→ **Exercise**: Find the lines containing the word "собой" and copy every one of them.

→ **Supplied entries**:
☆ ☆ ☆
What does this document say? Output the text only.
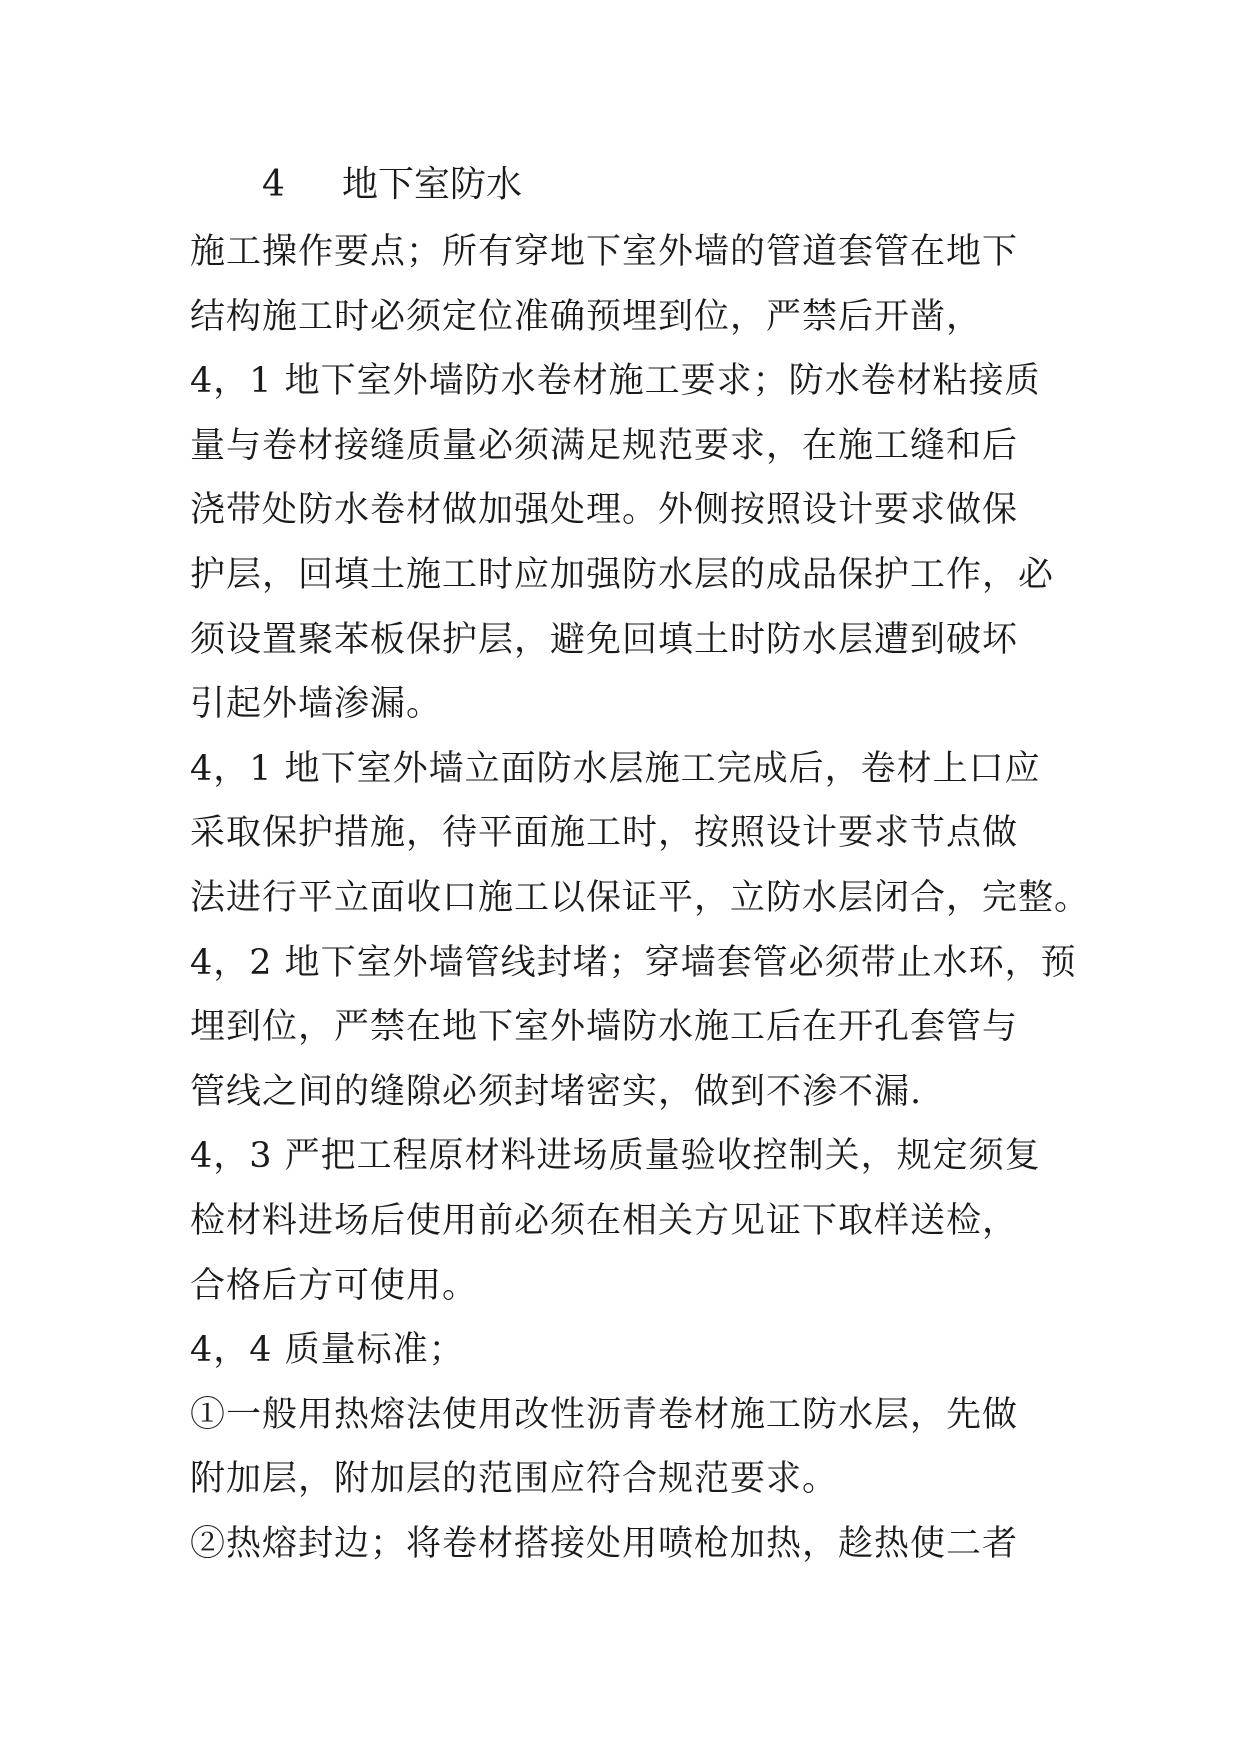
4 地下室防水
施工操作要点；所有穿地下室外墙的管道套管在地下
结构施工时必须定位准确预埋到位，严禁后开凿，
4，1 地下室外墙防水卷材施工要求；防水卷材粘接质
量与卷材接缝质量必须满足规范要求，在施工缝和后
浇带处防水卷材做加强处理。外侧按照设计要求做保
护层，回填土施工时应加强防水层的成品保护工作，必
须设置聚苯板保护层，避免回填土时防水层遭到破坏
引起外墙渗漏。
4，1 地下室外墙立面防水层施工完成后，卷材上口应
采取保护措施，待平面施工时，按照设计要求节点做
法进行平立面收口施工以保证平，立防水层闭合，完整。
4，2 地下室外墙管线封堵；穿墙套管必须带止水环，预
埋到位，严禁在地下室外墙防水施工后在开孔套管与
管线之间的缝隙必须封堵密实，做到不渗不漏.
4，3 严把工程原材料进场质量验收控制关，规定须复
检材料进场后使用前必须在相关方见证下取样送检，
合格后方可使用。
4，4 质量标准；
①一般用热熔法使用改性沥青卷材施工防水层，先做
附加层，附加层的范围应符合规范要求。
②热熔封边；将卷材搭接处用喷枪加热，趁热使二者
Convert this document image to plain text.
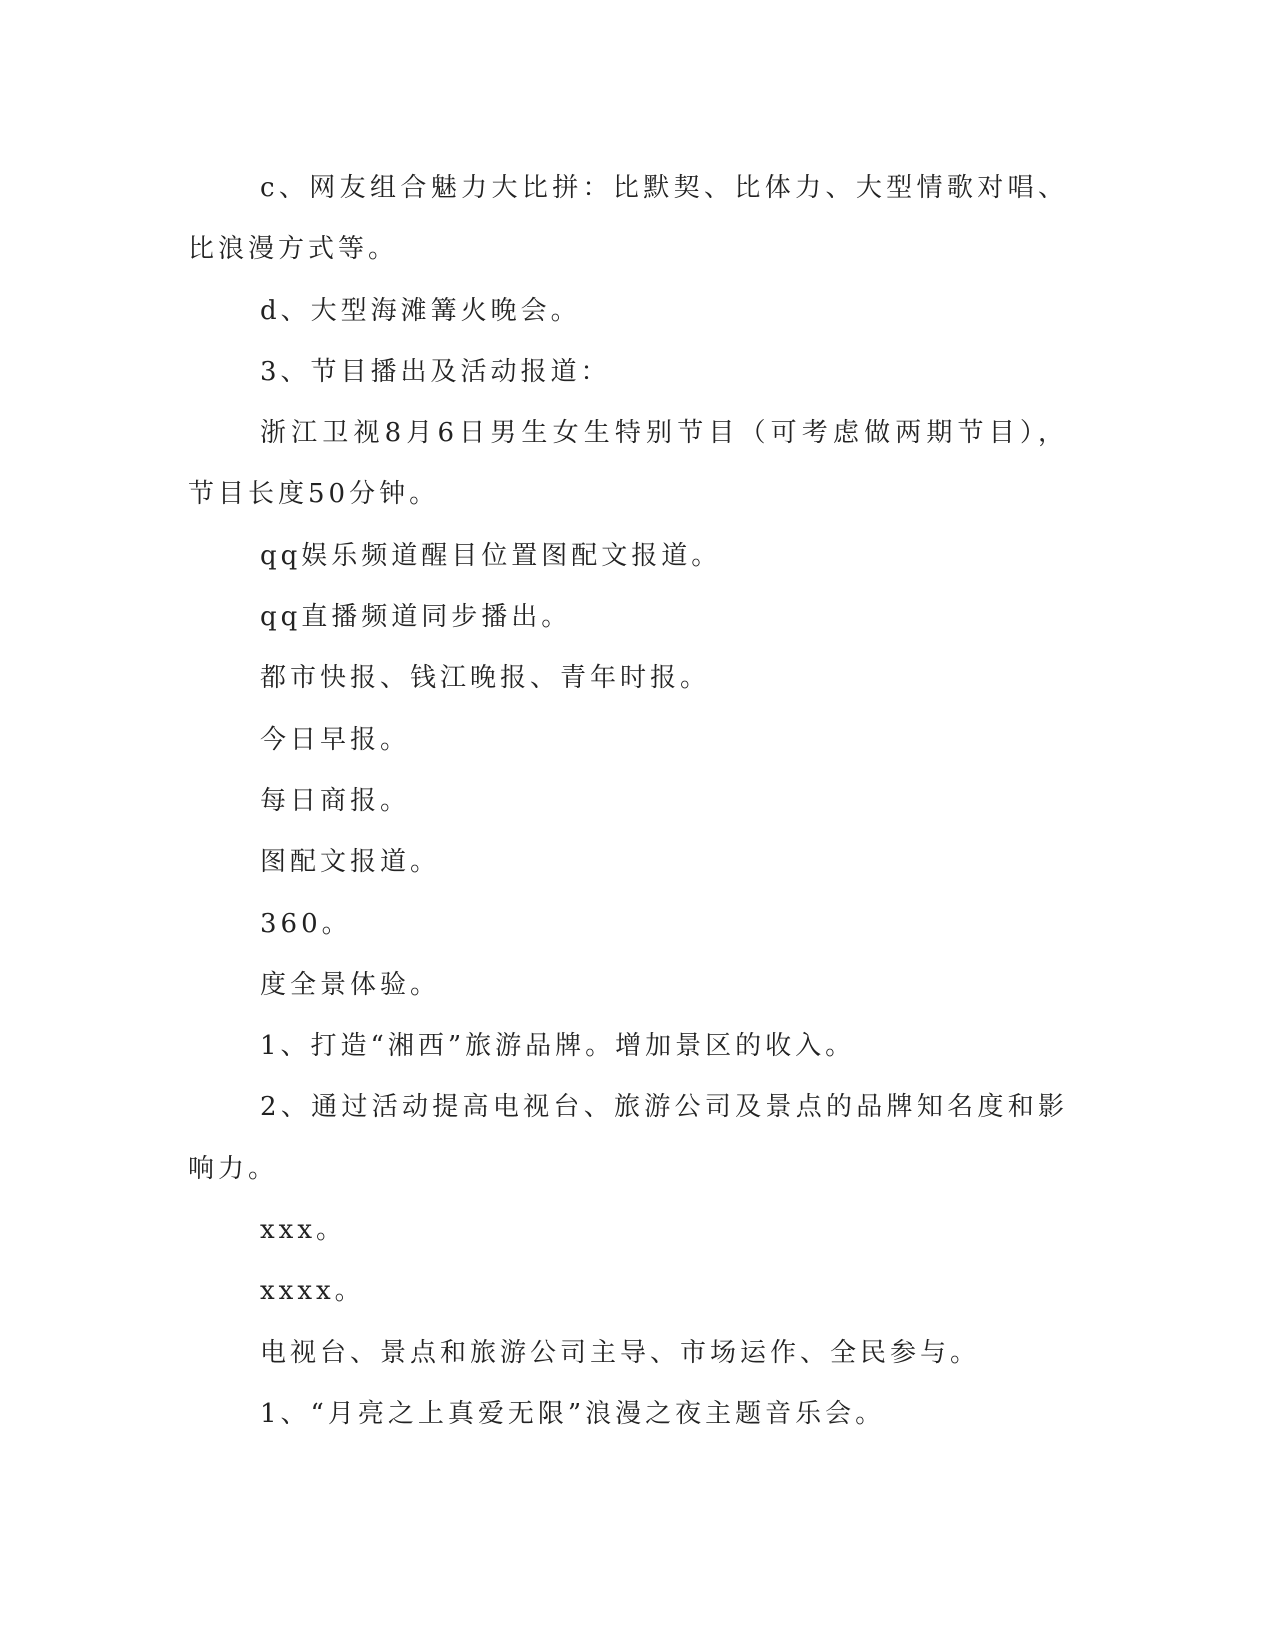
c、网友组合魅力大比拼：比默契、比体力、大型情歌对唱、比浪漫方式等。

d、大型海滩篝火晚会。

3、节目播出及活动报道：

浙江卫视8月6日男生女生特别节目（可考虑做两期节目），节目长度50分钟。

qq娱乐频道醒目位置图配文报道。

qq直播频道同步播出。

都市快报、钱江晚报、青年时报。

今日早报。

每日商报。

图配文报道。

360。

度全景体验。

1、打造“湘西”旅游品牌。增加景区的收入。

2、通过活动提高电视台、旅游公司及景点的品牌知名度和影响力。

xxx。

xxxx。

电视台、景点和旅游公司主导、市场运作、全民参与。

1、“月亮之上真爱无限”浪漫之夜主题音乐会。
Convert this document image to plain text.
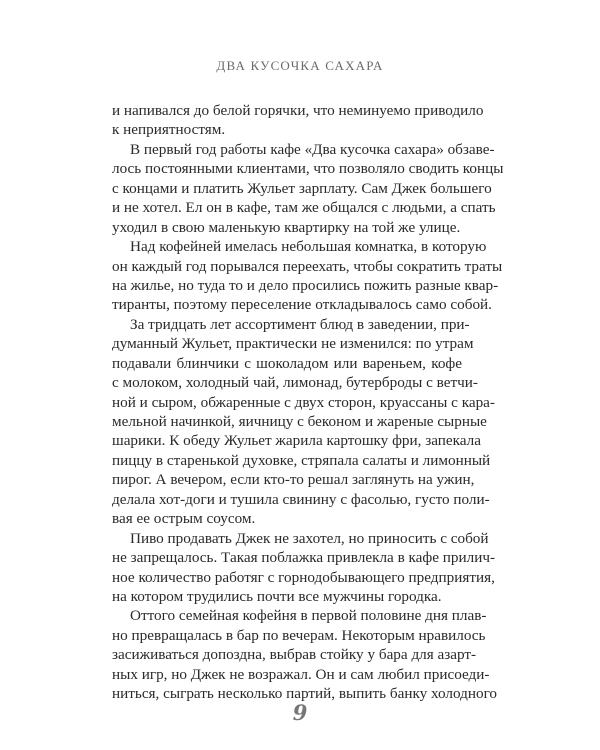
ДВА КУСОЧКА САХАРА
и напивался до белой горячки, что неминуемо приводило
к неприятностям.
В первый год работы кафе «Два кусочка сахара» обзаве-
лось постоянными клиентами, что позволяло сводить концы
с концами и платить Жульет зарплату. Сам Джек большего
и не хотел. Ел он в кафе, там же общался с людьми, а спать
уходил в свою маленькую квартирку на той же улице.
Над кофейней имелась небольшая комнатка, в которую
он каждый год порывался переехать, чтобы сократить траты
на жилье, но туда то и дело просились пожить разные квар-
тиранты, поэтому переселение откладывалось само собой.
За тридцать лет ассортимент блюд в заведении, при-
думанный Жульет, практически не изменился: по утрам
подавали блинчики с шоколадом или вареньем, кофе
с молоком, холодный чай, лимонад, бутерброды с ветчи-
ной и сыром, обжаренные с двух сторон, круассаны с кара-
мельной начинкой, яичницу с беконом и жареные сырные
шарики. К обеду Жульет жарила картошку фри, запекала
пиццу в старенькой духовке, стряпала салаты и лимонный
пирог. А вечером, если кто-то решал заглянуть на ужин,
делала хот-доги и тушила свинину с фасолью, густо поли-
вая ее острым соусом.
Пиво продавать Джек не захотел, но приносить с собой
не запрещалось. Такая поблажка привлекла в кафе прилич-
ное количество работяг с горнодобывающего предприятия,
на котором трудились почти все мужчины городка.
Оттого семейная кофейня в первой половине дня плав-
но превращалась в бар по вечерам. Некоторым нравилось
засиживаться допоздна, выбрав стойку у бара для азарт-
ных игр, но Джек не возражал. Он и сам любил присоеди-
ниться, сыграть несколько партий, выпить банку холодного
9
☆ ☆ ☆
→ **Result below**:
тиранты, поэтому переселение откладывалось само собой.
Пиво продавать Джек не захотел, но приносить с собой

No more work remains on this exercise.